Excerpts from a figure dataset
--- BEGIN ---

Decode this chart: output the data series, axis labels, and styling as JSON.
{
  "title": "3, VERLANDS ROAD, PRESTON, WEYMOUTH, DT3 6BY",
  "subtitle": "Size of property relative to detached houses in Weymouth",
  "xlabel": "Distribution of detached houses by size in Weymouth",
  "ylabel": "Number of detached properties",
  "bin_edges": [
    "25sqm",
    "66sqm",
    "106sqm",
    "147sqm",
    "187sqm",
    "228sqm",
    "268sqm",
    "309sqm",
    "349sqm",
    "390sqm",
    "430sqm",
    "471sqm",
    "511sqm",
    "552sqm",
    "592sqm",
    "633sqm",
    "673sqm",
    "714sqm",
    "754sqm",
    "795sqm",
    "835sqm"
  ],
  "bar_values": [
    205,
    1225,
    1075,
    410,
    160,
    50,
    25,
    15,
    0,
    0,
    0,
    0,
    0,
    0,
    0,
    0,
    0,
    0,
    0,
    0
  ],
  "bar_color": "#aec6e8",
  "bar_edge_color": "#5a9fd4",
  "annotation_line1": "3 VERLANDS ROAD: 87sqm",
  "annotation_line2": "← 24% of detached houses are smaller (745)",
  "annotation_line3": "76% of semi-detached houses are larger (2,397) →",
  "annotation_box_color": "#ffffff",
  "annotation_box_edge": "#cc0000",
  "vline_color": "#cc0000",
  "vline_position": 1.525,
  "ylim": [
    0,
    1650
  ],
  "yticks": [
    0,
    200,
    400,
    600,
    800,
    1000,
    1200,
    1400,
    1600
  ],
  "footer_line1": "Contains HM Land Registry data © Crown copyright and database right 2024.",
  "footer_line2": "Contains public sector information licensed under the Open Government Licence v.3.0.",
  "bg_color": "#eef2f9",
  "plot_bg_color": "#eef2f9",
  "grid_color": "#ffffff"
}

--- END ---

Aim> Transcribe every entry word for word.

Full output>
Decode this chart: output the data series, axis labels, and styling as JSON.
{
  "title": "3, VERLANDS ROAD, PRESTON, WEYMOUTH, DT3 6BY",
  "subtitle": "Size of property relative to detached houses in Weymouth",
  "xlabel": "Distribution of detached houses by size in Weymouth",
  "ylabel": "Number of detached properties",
  "bin_edges": [
    "25sqm",
    "66sqm",
    "106sqm",
    "147sqm",
    "187sqm",
    "228sqm",
    "268sqm",
    "309sqm",
    "349sqm",
    "390sqm",
    "430sqm",
    "471sqm",
    "511sqm",
    "552sqm",
    "592sqm",
    "633sqm",
    "673sqm",
    "714sqm",
    "754sqm",
    "795sqm",
    "835sqm"
  ],
  "bar_values": [
    205,
    1225,
    1075,
    410,
    160,
    50,
    25,
    15,
    0,
    0,
    0,
    0,
    0,
    0,
    0,
    0,
    0,
    0,
    0,
    0
  ],
  "bar_color": "#aec6e8",
  "bar_edge_color": "#5a9fd4",
  "annotation_line1": "3 VERLANDS ROAD: 87sqm",
  "annotation_line2": "← 24% of detached houses are smaller (745)",
  "annotation_line3": "76% of semi-detached houses are larger (2,397) →",
  "annotation_box_color": "#ffffff",
  "annotation_box_edge": "#cc0000",
  "vline_color": "#cc0000",
  "vline_position": 1.525,
  "ylim": [
    0,
    1650
  ],
  "yticks": [
    0,
    200,
    400,
    600,
    800,
    1000,
    1200,
    1400,
    1600
  ],
  "footer_line1": "Contains HM Land Registry data © Crown copyright and database right 2024.",
  "footer_line2": "Contains public sector information licensed under the Open Government Licence v.3.0.",
  "bg_color": "#eef2f9",
  "plot_bg_color": "#eef2f9",
  "grid_color": "#ffffff"
}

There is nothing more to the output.